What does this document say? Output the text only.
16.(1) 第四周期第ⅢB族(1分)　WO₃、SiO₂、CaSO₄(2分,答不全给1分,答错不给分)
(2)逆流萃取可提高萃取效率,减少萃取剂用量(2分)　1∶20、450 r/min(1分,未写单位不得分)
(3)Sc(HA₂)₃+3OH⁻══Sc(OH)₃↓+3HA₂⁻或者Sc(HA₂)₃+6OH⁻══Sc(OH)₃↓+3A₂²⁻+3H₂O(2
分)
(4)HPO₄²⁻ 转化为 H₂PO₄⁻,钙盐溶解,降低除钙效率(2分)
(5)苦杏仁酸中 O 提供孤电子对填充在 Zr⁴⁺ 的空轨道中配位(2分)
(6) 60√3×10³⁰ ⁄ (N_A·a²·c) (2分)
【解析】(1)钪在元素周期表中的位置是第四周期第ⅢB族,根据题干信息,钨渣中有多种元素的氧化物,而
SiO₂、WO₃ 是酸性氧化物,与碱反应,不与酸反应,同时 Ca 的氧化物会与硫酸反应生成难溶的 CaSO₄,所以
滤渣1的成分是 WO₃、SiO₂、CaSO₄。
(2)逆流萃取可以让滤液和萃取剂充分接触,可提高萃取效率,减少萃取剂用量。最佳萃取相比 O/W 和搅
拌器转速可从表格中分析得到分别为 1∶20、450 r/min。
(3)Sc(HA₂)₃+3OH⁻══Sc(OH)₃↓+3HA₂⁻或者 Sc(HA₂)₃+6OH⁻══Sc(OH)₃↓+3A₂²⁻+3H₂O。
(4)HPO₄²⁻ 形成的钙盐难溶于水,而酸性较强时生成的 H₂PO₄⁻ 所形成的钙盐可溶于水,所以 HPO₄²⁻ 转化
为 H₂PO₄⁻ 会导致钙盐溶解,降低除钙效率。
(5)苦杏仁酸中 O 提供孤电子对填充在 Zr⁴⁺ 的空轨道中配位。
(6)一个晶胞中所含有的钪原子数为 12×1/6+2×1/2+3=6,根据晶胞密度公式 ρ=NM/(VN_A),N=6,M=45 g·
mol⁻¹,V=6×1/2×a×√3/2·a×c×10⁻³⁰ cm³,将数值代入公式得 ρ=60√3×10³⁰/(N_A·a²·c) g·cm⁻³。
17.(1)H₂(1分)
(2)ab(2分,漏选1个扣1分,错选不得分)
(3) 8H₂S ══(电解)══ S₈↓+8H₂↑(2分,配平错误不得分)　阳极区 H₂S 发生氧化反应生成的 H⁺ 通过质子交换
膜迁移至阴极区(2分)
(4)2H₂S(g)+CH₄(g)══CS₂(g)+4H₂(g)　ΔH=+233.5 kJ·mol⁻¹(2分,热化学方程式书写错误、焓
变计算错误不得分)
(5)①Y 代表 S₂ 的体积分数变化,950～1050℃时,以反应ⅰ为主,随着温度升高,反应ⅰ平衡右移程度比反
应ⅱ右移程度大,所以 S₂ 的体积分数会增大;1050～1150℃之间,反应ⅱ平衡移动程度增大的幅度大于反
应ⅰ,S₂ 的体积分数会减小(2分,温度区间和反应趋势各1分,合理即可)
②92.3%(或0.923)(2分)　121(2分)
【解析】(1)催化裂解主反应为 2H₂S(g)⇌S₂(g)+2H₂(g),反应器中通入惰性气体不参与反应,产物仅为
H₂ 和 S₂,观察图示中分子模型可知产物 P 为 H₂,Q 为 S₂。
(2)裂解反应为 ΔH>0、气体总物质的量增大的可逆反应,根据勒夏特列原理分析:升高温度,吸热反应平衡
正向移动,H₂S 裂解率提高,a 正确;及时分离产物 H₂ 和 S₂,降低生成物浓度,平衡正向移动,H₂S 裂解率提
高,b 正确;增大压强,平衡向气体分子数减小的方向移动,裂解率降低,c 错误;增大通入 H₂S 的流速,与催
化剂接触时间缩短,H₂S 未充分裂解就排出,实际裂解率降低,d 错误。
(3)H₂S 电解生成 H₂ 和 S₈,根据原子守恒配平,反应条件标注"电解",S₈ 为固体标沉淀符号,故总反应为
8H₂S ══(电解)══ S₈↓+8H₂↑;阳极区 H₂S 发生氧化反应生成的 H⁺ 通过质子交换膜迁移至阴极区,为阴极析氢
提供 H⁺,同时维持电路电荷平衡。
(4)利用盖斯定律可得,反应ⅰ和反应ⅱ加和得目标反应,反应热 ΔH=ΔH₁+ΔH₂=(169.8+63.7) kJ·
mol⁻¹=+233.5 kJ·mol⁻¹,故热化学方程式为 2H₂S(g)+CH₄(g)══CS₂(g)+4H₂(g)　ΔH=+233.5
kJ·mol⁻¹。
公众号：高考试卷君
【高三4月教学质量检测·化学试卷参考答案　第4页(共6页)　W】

——

▶ [WHAT YOU WILL DO]
Tally up the lines in the preceding listing that contain the string "SiO₂". Respond with the number and nothing else.

▶ [WRITTEN ANSWER]
3